== SET PROBLEM ==
Search the material for the word "NetBackup" and report each line where it turns up.
┄┄┄┄┄┄┄┄┄┄┄┄┄┄┄┄┄┄┄┄
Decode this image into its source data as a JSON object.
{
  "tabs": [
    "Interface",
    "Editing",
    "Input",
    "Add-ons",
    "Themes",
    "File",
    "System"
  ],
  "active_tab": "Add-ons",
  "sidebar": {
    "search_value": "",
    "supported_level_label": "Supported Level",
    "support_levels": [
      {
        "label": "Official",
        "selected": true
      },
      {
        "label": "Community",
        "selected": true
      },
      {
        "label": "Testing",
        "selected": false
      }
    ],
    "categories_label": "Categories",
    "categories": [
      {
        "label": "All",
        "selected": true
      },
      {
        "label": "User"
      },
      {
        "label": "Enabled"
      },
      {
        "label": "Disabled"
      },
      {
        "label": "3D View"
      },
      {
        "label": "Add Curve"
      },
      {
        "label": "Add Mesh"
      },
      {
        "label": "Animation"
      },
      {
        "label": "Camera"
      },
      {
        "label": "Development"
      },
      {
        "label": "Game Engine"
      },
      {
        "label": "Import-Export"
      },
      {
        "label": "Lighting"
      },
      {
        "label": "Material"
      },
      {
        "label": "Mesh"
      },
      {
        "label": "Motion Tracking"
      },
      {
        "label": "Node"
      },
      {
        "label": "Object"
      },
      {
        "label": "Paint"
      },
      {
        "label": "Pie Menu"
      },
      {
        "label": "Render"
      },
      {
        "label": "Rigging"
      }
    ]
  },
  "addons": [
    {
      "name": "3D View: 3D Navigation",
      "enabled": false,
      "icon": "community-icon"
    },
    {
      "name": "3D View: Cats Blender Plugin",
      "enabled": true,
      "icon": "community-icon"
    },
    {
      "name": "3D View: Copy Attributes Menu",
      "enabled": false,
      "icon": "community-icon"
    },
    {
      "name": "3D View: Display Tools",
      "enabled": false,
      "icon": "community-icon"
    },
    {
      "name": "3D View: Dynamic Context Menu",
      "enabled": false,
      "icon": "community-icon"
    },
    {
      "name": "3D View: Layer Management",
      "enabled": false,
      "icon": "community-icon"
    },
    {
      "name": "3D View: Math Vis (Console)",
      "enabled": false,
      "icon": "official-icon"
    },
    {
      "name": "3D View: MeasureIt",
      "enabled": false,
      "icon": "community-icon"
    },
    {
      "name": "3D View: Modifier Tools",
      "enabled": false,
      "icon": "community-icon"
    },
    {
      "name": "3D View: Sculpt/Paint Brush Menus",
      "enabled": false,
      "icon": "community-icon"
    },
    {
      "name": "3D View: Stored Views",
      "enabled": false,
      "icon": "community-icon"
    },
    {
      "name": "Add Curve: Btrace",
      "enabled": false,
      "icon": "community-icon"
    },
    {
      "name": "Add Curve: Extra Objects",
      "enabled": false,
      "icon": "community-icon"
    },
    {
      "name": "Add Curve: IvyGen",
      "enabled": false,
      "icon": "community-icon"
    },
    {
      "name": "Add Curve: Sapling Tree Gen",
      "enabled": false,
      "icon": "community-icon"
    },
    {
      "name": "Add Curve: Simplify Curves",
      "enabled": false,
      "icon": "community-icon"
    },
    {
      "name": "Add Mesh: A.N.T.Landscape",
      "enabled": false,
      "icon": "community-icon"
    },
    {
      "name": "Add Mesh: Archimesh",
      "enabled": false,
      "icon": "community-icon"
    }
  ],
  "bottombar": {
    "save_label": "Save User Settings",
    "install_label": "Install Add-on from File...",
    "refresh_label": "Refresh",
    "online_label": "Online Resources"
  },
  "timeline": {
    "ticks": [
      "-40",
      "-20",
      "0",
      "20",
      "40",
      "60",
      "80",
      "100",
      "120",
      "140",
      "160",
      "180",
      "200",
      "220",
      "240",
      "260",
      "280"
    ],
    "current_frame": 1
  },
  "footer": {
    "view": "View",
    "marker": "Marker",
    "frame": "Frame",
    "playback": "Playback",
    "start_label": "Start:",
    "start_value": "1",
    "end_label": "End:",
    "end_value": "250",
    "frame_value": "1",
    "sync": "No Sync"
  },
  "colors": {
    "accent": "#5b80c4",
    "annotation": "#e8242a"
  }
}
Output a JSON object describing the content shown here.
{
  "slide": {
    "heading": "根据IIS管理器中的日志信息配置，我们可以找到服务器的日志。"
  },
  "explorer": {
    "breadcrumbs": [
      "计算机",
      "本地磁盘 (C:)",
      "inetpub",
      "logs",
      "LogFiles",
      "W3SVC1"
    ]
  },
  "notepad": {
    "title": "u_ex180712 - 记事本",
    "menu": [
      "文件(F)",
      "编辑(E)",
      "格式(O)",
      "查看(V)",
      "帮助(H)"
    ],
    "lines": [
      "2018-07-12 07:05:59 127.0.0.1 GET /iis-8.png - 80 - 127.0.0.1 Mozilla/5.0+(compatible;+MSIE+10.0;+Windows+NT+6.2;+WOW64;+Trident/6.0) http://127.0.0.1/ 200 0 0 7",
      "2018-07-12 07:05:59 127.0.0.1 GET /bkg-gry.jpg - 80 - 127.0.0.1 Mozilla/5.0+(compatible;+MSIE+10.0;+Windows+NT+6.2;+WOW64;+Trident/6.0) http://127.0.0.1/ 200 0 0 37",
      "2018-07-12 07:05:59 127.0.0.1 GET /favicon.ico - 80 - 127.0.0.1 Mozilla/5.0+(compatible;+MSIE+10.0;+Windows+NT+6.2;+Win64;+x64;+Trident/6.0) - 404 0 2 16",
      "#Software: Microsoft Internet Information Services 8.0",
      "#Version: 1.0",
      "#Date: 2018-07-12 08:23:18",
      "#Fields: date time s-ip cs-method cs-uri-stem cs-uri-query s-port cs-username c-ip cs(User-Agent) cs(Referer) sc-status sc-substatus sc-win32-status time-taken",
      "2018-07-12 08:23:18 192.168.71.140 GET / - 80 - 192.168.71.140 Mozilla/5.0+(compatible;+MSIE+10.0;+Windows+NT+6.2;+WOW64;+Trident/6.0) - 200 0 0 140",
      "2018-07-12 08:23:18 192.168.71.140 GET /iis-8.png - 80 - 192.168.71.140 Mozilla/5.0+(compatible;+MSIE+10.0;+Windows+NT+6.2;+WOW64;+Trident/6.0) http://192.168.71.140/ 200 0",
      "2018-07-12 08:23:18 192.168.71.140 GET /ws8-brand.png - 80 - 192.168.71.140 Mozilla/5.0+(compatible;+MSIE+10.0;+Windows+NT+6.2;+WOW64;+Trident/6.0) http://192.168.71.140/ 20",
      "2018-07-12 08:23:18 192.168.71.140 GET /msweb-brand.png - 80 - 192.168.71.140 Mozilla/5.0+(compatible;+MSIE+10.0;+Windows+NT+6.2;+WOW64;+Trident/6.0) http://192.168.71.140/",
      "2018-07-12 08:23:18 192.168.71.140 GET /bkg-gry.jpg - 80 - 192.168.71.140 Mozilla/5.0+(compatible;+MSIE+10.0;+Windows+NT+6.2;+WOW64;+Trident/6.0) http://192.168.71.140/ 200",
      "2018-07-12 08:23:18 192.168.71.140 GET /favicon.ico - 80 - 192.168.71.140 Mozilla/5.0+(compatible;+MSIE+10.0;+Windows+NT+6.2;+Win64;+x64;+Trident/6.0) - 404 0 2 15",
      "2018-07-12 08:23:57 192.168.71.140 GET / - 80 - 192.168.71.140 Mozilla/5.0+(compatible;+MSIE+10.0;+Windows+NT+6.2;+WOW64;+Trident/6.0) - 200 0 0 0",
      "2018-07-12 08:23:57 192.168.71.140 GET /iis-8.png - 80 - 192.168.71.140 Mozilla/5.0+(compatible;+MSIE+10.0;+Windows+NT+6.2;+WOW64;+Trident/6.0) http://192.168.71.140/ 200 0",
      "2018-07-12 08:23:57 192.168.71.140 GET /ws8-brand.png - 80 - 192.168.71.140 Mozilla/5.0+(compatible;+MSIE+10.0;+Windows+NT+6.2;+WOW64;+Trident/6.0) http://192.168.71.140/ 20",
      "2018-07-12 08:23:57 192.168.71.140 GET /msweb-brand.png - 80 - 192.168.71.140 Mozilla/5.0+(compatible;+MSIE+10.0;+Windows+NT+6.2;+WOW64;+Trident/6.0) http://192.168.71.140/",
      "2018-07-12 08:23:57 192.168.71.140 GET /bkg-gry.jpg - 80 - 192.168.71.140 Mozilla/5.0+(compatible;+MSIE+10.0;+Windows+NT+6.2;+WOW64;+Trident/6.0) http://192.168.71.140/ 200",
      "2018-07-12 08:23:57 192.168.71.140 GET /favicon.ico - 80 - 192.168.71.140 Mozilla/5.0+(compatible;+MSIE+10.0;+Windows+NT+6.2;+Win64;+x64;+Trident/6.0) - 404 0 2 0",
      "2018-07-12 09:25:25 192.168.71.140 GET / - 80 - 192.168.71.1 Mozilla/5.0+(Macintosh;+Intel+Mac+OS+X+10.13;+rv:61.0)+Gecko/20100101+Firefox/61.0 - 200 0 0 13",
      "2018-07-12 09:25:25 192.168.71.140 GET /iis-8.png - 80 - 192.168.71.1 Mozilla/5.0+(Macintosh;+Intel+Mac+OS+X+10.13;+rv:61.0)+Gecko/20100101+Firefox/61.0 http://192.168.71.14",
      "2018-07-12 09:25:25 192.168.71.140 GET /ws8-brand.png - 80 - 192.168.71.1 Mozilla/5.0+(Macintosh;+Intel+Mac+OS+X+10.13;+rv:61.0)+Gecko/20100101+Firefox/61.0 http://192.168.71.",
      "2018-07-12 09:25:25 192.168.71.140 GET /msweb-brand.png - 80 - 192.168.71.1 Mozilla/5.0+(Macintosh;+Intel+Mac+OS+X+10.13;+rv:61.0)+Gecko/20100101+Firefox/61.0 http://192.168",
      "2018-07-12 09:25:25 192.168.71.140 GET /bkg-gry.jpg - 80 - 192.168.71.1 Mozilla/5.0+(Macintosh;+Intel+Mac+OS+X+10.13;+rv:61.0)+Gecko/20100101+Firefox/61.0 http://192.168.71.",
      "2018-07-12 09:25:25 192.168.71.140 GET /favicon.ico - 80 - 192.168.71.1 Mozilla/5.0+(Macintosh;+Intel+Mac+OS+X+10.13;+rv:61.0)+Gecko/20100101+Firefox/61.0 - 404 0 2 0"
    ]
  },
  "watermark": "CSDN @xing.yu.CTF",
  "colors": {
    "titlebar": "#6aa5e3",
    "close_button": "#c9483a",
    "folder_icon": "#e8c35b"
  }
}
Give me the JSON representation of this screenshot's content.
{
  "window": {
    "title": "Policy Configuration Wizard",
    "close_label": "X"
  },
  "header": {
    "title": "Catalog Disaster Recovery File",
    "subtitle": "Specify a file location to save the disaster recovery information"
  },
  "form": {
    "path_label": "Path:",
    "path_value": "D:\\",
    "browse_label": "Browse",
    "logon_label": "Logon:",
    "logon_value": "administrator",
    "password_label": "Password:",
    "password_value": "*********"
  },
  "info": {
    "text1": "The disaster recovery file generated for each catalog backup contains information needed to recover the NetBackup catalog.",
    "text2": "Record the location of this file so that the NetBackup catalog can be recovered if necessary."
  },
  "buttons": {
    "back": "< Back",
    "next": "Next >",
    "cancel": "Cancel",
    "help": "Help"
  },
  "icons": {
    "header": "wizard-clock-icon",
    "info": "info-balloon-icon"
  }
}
┄┄┄┄┄┄┄┄┄┄┄┄┄┄┄┄┄┄┄┄
== ANSWER TO THE EXERCISE ==
    "text1": "The disaster recovery file generated for each catalog backup contains information needed to recover the NetBackup catalog.",
    "text2": "Record the location of this file so that the NetBackup catalog can be recovered if necessary."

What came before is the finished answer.